- The exercise
Reproduce the listing below word for word, with no pictures.

Begin

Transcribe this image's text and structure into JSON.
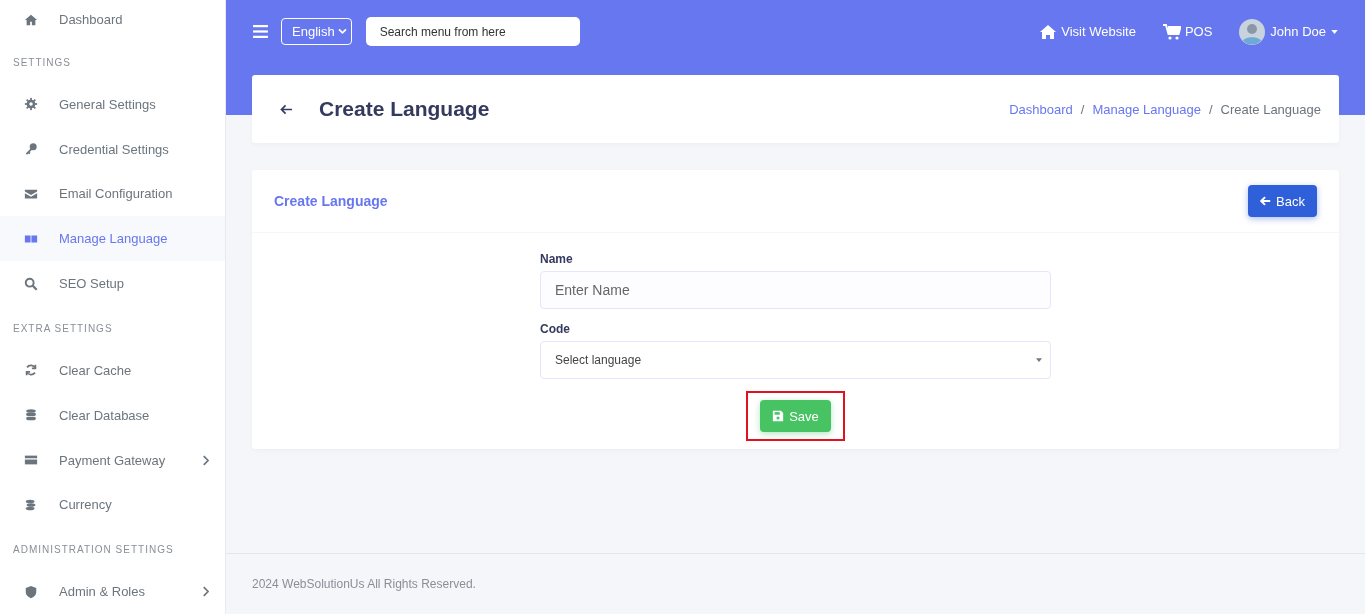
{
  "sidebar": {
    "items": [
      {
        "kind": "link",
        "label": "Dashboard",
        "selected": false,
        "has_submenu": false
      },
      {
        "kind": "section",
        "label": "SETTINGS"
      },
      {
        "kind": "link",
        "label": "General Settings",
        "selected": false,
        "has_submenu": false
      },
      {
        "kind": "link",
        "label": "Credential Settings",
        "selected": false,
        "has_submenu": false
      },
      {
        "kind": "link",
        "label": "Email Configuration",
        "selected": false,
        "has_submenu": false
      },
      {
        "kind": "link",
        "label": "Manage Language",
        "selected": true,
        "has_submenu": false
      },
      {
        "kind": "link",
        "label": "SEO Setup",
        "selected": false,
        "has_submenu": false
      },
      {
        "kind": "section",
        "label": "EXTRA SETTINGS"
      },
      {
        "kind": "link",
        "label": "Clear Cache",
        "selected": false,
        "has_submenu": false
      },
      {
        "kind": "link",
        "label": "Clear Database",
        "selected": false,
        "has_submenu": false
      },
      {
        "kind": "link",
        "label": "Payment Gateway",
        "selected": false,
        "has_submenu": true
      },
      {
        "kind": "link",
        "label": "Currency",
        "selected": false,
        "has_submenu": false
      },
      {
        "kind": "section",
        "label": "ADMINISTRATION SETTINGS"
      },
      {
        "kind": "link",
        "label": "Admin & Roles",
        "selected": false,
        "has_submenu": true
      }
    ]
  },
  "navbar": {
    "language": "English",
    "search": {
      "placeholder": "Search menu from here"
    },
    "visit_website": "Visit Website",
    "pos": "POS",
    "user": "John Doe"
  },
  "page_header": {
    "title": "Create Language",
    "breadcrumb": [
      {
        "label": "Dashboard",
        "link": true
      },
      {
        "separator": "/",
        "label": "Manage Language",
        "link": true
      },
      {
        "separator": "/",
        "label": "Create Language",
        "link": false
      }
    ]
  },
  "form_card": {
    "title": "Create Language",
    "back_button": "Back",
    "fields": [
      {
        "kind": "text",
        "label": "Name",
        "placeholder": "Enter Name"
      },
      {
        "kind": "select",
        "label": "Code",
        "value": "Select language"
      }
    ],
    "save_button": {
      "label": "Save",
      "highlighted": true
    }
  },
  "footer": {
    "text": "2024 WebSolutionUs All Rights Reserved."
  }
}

End

- Task result
Transcribe this image's text and structure into JSON.
{
  "sidebar": {
    "items": [
      {
        "kind": "link",
        "label": "Dashboard",
        "selected": false,
        "has_submenu": false
      },
      {
        "kind": "section",
        "label": "SETTINGS"
      },
      {
        "kind": "link",
        "label": "General Settings",
        "selected": false,
        "has_submenu": false
      },
      {
        "kind": "link",
        "label": "Credential Settings",
        "selected": false,
        "has_submenu": false
      },
      {
        "kind": "link",
        "label": "Email Configuration",
        "selected": false,
        "has_submenu": false
      },
      {
        "kind": "link",
        "label": "Manage Language",
        "selected": true,
        "has_submenu": false
      },
      {
        "kind": "link",
        "label": "SEO Setup",
        "selected": false,
        "has_submenu": false
      },
      {
        "kind": "section",
        "label": "EXTRA SETTINGS"
      },
      {
        "kind": "link",
        "label": "Clear Cache",
        "selected": false,
        "has_submenu": false
      },
      {
        "kind": "link",
        "label": "Clear Database",
        "selected": false,
        "has_submenu": false
      },
      {
        "kind": "link",
        "label": "Payment Gateway",
        "selected": false,
        "has_submenu": true
      },
      {
        "kind": "link",
        "label": "Currency",
        "selected": false,
        "has_submenu": false
      },
      {
        "kind": "section",
        "label": "ADMINISTRATION SETTINGS"
      },
      {
        "kind": "link",
        "label": "Admin & Roles",
        "selected": false,
        "has_submenu": true
      }
    ]
  },
  "navbar": {
    "language": "English",
    "search": {
      "placeholder": "Search menu from here"
    },
    "visit_website": "Visit Website",
    "pos": "POS",
    "user": "John Doe"
  },
  "page_header": {
    "title": "Create Language",
    "breadcrumb": [
      {
        "label": "Dashboard",
        "link": true
      },
      {
        "separator": "/",
        "label": "Manage Language",
        "link": true
      },
      {
        "separator": "/",
        "label": "Create Language",
        "link": false
      }
    ]
  },
  "form_card": {
    "title": "Create Language",
    "back_button": "Back",
    "fields": [
      {
        "kind": "text",
        "label": "Name",
        "placeholder": "Enter Name"
      },
      {
        "kind": "select",
        "label": "Code",
        "value": "Select language"
      }
    ],
    "save_button": {
      "label": "Save",
      "highlighted": true
    }
  },
  "footer": {
    "text": "2024 WebSolutionUs All Rights Reserved."
  }
}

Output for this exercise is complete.